─── Extract to read ───

As tech investors are acknowledging the drawbacks of PLPs and entrepreneurs are wielding more power, today, the more common liquidation preference is a non-participating liquidation preference (NPLP). The fairest NPLP mechanism, and the one you should fight for, is that in the event of an exit, the investor will receive the higher of (i) its investment; or (ii) its pro-rata portion of the proceeds.
This NPLP mitigates the gap between the parties and provides the investor with the comfort it needs, while allowing the founder to benefit more from an exit.
Milestones. As investing in an early stage startup is a high risk investment, some investors seek to limit the risk by splitting their investment into installments based on performance milestones. Although every founder that I met believes he/she can meet such milestones, it is highly recommended not to include a performance milestones mechanism in your early finance rounds.
Most startups start with a great idea that evolves. During the journey of a young startup, the founders learn their market and understand better the pain and their client (B2B/B2C?). As a necessary result, the idea will be reshaped, the product will be redefined and the company’s targets may change (not always a full pivot). As a result, previously agreed milestones might become irrelevant. So in order to meet the money, you will need to renegotiate the investment terms, or worse, pursue a route that is not in the best interests of the company purely for the sake of achieving the milestone.
An additional issue with investments based on milestones, is that typically the agreed milestones are too vague and then there is often a dispute as to whether they have been achieved or not.
Further, bear in mind that milestones give the investor a way out from its commitment. Perhaps the market or the investor’s cash flow changed and in order to avoid payment, it will simply claim that the company did not hit the relevant milestone (although not polite, I have seen this happen).
If you have no option, then make sure the milestone definition is crystal clear with no room for ambiguity, only issue the corresponding equity upon receipt of the relevant payment and you can include a penalty mechanism.
Veto rights. As following an investment, the investor will be a minority shareholder in the company, it may ask for negative control – the right to block various resolutions at the board and shareholders levels. Such rights are commonly known as “veto rights”, “protective provisions” or “restricted provisions”.

───

### Task instructions
Decide whether each statement agrees with the extract on startup investment terms, answering yes or no and quoting the deciding words of the extract: (a) founders are advised to include a performance milestones mechanism in early finance rounds; (b) under the fairest non-participating liquidation preference, the investor receives the higher of its investment or its pro-rata portion of the proceeds; (c) veto rights are also known as "protective provisions." The records are separate material and are not part of the text.

─── Records ───

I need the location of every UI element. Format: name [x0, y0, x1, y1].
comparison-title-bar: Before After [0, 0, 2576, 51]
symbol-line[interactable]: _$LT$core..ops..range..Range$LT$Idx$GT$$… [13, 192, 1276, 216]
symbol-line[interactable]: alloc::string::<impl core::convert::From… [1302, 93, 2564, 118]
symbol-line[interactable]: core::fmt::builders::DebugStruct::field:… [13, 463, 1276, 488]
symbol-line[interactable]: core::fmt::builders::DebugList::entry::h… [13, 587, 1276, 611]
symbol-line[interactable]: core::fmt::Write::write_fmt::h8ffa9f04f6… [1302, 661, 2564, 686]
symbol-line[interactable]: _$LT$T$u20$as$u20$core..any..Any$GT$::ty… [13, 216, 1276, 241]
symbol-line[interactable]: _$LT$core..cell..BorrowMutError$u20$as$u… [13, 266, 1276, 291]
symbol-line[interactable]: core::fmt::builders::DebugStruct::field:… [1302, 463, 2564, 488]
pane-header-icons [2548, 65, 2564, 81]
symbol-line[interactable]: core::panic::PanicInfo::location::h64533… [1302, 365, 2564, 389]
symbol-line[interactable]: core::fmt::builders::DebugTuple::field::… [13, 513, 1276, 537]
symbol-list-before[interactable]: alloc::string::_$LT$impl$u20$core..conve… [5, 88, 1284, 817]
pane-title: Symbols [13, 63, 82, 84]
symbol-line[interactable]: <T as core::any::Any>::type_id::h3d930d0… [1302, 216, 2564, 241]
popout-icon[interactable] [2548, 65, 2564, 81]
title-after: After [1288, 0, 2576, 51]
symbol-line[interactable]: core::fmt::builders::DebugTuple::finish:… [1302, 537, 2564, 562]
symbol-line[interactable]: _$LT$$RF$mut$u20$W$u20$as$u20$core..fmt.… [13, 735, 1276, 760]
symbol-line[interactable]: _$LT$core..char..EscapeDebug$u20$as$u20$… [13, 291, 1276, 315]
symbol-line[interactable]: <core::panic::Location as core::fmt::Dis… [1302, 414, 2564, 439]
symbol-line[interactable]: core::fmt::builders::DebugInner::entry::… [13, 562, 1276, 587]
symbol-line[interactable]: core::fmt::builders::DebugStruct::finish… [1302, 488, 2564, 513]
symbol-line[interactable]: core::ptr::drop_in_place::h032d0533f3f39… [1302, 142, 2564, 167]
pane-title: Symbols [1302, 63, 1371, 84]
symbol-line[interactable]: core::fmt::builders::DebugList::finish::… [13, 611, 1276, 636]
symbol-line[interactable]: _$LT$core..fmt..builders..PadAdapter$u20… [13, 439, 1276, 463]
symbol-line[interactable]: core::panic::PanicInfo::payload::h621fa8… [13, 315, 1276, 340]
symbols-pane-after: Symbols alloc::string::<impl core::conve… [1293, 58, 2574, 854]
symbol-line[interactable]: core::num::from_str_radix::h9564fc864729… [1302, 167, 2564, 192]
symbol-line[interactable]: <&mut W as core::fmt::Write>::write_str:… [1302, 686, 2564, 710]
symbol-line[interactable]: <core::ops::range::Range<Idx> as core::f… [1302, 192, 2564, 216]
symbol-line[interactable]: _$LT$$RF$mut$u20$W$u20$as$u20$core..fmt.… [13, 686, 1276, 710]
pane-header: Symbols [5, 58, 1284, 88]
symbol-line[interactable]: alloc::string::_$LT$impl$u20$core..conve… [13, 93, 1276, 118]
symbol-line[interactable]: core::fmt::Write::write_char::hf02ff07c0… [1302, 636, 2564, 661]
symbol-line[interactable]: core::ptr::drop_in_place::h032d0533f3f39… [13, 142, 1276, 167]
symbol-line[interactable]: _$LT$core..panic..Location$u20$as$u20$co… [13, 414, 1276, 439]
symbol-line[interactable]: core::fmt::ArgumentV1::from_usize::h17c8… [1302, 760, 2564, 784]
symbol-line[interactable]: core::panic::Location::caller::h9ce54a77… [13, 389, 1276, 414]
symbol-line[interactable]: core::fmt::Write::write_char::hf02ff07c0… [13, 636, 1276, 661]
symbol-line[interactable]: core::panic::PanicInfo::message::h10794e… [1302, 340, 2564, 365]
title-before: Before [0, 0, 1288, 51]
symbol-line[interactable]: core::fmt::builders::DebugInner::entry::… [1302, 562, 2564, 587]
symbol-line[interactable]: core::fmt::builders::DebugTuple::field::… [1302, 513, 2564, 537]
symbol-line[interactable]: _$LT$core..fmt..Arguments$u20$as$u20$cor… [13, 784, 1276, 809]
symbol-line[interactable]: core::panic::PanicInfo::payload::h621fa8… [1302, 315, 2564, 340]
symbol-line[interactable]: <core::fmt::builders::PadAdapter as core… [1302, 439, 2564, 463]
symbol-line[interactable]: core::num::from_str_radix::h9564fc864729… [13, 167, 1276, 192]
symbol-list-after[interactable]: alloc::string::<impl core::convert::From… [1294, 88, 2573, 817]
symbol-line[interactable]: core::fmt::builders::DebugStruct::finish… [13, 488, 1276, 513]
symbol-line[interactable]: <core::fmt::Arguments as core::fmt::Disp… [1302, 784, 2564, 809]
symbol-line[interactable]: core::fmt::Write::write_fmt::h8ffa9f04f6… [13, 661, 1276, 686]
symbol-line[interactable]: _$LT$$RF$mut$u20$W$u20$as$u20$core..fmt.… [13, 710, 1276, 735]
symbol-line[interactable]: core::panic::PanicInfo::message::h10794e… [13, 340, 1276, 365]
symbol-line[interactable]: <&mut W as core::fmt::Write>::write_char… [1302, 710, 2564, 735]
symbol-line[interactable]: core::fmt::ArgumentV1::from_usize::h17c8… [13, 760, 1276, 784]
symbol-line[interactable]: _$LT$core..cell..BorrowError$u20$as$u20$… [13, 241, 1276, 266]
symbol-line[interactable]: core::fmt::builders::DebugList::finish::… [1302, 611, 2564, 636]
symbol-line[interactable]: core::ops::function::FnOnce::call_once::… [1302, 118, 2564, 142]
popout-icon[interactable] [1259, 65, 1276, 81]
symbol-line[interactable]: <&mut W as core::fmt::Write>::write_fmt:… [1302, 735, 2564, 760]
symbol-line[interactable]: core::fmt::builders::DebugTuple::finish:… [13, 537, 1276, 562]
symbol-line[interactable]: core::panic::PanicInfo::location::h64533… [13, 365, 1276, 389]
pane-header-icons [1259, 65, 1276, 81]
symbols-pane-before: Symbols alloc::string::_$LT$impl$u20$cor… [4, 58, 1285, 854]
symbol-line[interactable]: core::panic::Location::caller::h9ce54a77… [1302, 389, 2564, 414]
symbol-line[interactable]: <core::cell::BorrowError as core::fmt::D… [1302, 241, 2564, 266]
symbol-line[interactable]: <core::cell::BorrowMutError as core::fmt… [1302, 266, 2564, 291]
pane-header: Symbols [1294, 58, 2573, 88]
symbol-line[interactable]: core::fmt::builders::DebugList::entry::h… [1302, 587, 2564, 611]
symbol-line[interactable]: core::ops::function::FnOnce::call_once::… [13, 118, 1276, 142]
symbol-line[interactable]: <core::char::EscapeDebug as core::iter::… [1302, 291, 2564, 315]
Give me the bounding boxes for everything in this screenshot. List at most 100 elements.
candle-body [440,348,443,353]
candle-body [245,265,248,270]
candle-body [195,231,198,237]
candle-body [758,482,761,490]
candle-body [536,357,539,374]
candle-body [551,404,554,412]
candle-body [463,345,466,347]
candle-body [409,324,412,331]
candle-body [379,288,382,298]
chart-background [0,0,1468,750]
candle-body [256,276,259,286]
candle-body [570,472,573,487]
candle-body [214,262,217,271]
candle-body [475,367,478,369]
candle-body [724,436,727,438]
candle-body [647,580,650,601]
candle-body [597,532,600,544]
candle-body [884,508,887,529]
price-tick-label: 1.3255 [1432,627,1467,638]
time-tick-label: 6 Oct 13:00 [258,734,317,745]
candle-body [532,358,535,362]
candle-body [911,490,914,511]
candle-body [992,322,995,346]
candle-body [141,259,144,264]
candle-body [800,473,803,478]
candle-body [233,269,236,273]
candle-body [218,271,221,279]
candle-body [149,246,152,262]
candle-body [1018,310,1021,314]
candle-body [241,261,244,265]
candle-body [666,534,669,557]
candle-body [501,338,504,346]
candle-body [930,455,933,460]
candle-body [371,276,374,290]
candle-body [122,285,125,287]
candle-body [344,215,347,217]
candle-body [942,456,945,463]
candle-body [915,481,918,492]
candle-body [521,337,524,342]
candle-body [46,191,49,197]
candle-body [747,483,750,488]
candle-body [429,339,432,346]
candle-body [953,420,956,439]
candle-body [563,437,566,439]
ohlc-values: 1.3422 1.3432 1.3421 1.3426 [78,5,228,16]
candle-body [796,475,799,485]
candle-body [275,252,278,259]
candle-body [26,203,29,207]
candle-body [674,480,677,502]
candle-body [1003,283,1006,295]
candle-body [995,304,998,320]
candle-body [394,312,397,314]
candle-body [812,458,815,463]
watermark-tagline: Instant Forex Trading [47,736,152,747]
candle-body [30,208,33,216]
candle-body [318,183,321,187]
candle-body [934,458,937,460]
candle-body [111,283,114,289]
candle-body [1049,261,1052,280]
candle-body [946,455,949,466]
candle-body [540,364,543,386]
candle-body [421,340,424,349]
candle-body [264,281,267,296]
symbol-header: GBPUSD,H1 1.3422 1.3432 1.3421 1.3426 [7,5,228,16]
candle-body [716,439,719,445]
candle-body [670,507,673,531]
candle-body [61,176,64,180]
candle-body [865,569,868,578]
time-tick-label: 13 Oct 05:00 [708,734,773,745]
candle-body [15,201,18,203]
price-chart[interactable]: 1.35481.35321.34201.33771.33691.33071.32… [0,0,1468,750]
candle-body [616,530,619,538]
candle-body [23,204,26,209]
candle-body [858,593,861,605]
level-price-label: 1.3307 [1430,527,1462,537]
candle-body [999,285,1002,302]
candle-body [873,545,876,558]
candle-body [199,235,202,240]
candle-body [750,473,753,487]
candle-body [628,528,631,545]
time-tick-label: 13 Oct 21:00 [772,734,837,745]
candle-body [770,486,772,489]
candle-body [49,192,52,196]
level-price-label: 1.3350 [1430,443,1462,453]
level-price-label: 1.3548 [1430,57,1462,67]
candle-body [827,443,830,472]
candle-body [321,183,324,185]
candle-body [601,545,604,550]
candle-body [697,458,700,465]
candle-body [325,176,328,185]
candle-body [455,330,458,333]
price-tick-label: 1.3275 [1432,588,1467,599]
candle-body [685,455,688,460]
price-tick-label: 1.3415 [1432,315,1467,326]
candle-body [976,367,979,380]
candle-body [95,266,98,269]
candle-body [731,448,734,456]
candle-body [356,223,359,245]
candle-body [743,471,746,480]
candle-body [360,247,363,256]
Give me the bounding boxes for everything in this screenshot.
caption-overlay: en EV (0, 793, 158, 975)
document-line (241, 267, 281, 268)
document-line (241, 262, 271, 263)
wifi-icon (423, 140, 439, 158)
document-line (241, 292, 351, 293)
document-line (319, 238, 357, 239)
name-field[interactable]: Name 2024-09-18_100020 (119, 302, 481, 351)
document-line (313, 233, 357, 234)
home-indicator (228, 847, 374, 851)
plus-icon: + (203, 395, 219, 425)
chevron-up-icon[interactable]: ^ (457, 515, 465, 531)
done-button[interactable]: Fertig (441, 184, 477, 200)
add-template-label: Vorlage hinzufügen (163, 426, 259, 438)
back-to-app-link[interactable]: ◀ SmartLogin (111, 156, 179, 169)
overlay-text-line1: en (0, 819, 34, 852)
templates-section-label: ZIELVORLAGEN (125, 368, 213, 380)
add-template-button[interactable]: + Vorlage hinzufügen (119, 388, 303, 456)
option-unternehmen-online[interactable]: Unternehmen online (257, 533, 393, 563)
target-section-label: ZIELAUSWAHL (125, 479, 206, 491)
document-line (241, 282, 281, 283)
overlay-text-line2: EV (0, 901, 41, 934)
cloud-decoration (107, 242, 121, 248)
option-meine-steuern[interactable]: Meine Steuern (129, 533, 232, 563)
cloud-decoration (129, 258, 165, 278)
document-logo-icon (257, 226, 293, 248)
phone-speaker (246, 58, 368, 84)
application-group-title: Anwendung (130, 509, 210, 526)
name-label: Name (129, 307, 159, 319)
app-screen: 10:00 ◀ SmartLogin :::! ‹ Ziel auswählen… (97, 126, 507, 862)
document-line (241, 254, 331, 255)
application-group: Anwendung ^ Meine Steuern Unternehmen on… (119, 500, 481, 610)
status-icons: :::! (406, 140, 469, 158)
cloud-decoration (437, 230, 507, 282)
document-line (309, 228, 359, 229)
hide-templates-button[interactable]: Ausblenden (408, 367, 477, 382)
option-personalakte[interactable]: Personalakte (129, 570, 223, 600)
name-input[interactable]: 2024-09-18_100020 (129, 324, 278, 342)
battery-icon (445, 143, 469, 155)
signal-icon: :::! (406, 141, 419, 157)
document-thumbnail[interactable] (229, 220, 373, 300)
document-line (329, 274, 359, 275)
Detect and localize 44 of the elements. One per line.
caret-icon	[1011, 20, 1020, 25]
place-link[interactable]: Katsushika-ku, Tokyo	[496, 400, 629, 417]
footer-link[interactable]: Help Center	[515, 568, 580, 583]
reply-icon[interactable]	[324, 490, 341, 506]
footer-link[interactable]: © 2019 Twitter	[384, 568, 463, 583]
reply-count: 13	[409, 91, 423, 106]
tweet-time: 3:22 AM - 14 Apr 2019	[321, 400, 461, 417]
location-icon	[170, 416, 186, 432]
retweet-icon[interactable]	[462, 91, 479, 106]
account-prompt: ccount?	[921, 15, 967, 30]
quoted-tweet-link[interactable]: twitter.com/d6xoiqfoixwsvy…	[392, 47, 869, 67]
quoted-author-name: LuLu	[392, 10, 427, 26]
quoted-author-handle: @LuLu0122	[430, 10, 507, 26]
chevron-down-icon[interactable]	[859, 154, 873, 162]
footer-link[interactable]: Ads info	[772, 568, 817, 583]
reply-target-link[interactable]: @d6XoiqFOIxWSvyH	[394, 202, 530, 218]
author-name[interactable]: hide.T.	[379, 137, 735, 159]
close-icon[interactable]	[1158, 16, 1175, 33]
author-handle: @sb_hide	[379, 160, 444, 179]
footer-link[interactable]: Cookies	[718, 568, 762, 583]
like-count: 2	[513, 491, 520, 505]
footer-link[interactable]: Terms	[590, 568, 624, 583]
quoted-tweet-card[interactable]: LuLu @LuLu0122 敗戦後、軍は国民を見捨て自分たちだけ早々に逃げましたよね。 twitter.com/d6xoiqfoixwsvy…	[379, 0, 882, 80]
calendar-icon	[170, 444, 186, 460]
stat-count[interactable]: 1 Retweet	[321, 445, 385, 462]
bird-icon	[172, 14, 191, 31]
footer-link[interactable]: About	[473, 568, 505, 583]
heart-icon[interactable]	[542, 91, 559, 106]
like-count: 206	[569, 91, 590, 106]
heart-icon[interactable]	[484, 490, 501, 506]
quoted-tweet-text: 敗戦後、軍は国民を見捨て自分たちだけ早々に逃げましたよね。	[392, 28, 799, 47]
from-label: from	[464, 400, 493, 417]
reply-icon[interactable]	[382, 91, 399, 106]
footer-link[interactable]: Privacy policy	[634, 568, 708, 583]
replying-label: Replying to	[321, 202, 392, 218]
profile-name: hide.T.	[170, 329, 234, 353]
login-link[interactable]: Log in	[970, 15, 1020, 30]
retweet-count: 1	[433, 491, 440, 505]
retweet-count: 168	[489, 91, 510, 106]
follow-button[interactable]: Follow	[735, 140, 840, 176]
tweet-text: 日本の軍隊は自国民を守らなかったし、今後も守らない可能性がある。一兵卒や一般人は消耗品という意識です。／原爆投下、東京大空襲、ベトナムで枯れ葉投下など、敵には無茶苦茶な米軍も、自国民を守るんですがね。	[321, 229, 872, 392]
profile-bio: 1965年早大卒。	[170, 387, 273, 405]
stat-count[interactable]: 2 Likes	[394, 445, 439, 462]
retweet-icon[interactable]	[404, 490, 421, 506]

───

### Final result
(a) No: "it is highly recommended not to include a performance milestones mechanism in your early finance rounds."
(b) Yes: "the investor will receive the higher of (i) its investment; or (ii) its pro-rata portion of the proceeds."
(c) Yes: "Such rights are commonly known as “veto rights”, “protective provisions” or “restricted provisions”."